_Set exercise_. Count lines, not occurrences: report how many lines in the records hold the string "problems", and nothing else.

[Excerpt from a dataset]
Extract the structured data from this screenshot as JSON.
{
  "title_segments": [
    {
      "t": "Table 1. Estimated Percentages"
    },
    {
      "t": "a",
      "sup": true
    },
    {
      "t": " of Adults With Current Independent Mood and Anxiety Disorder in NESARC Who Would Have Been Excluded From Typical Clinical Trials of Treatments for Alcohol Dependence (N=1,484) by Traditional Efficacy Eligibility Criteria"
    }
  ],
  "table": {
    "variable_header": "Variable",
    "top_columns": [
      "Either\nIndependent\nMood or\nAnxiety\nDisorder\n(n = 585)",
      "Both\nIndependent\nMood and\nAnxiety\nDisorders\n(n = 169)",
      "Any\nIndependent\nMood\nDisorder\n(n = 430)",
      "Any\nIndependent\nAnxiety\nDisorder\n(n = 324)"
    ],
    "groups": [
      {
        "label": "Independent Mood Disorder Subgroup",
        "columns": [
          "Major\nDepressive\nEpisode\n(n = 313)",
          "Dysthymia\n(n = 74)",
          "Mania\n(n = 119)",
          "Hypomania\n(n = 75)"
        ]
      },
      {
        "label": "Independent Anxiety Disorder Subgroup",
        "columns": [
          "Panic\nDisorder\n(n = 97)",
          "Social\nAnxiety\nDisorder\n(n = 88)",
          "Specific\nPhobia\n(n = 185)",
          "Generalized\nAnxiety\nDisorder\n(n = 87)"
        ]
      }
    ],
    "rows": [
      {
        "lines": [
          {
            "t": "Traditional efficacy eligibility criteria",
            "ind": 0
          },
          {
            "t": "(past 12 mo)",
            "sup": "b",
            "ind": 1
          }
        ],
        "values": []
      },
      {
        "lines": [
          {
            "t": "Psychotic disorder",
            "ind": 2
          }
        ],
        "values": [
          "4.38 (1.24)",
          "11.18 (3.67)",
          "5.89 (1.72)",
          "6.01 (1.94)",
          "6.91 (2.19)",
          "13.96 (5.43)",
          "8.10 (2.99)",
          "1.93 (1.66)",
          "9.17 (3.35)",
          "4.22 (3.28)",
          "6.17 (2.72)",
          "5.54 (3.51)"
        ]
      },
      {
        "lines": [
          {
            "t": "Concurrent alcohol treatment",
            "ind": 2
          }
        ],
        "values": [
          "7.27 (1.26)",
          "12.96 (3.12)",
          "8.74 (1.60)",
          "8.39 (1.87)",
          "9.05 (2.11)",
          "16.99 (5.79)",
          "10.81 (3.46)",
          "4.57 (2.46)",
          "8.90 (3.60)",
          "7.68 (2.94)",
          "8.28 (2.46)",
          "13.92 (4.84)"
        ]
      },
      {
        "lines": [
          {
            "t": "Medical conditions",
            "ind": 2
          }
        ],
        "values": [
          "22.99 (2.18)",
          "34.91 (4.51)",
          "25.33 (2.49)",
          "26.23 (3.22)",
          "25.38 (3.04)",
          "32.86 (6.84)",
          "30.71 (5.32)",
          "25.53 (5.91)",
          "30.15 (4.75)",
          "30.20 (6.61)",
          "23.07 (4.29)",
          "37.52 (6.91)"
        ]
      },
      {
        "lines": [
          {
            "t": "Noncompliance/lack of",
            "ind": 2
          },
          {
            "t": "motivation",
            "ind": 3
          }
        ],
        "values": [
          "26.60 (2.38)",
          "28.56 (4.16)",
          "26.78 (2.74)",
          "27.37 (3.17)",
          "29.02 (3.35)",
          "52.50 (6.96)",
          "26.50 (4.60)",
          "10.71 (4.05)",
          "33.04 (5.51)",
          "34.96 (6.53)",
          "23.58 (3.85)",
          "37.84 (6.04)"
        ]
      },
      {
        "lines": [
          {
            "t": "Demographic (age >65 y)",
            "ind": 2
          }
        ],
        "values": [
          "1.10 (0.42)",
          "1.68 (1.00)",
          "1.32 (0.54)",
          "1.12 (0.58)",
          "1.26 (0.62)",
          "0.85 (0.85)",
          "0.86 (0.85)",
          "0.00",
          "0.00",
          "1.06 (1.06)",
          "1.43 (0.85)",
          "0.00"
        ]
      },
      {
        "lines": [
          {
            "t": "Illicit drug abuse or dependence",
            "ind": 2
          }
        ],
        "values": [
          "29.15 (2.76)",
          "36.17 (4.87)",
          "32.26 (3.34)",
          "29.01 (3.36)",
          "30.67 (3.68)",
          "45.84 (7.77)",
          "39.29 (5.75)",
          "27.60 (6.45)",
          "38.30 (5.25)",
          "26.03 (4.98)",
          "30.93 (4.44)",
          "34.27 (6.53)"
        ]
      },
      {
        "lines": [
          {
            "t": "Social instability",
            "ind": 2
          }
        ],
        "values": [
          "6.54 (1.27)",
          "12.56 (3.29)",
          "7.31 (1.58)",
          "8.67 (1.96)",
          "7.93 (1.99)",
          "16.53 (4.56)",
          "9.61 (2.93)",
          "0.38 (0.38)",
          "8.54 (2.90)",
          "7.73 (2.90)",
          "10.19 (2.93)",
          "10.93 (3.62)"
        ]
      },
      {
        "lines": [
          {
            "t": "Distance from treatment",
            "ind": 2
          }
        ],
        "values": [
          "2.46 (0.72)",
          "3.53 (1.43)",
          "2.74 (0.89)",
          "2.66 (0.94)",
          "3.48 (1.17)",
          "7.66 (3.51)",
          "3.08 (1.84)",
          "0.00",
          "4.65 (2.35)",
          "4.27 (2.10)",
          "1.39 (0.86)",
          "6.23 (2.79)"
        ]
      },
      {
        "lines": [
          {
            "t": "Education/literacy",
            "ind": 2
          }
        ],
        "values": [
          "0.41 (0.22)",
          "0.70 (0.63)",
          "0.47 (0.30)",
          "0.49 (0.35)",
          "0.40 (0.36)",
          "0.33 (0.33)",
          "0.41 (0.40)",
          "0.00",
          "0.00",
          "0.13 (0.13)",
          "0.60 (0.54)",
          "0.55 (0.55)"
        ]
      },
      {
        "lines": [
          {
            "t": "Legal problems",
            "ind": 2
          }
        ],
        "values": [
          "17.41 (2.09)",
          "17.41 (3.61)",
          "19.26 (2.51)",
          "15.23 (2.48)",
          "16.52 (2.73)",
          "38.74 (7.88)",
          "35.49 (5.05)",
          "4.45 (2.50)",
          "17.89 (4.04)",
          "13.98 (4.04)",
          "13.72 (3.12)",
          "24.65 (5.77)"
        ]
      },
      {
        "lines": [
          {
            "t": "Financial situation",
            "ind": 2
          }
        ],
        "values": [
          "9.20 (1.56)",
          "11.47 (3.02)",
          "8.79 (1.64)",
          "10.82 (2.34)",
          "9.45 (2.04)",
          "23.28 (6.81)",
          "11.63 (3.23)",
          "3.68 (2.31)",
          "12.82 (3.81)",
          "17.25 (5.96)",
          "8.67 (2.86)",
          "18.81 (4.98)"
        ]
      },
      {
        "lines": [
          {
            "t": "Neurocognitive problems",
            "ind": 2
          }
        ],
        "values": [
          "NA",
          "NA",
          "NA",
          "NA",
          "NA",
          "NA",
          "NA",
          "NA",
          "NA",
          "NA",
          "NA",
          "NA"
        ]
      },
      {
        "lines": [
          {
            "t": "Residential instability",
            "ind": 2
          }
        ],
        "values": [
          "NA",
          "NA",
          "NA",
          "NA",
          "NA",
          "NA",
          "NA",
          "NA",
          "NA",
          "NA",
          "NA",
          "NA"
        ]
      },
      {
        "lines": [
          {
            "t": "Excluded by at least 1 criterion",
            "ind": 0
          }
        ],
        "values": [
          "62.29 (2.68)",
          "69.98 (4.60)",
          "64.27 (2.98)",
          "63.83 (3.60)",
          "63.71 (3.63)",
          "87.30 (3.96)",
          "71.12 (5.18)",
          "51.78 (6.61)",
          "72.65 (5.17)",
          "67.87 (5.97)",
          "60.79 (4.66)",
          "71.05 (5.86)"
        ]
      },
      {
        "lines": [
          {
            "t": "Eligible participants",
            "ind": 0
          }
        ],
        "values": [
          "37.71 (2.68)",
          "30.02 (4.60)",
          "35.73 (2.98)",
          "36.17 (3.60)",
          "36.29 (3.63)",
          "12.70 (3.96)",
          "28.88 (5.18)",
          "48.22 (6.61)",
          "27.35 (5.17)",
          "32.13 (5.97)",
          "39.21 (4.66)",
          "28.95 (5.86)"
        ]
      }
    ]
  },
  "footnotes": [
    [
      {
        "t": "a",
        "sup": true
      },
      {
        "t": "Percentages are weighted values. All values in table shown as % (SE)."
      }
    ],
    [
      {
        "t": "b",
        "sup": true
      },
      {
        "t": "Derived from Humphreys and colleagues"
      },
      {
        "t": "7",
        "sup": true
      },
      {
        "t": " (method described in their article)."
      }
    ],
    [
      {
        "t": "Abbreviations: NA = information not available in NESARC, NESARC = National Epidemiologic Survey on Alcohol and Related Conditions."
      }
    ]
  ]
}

_Solution to the exercise_. 2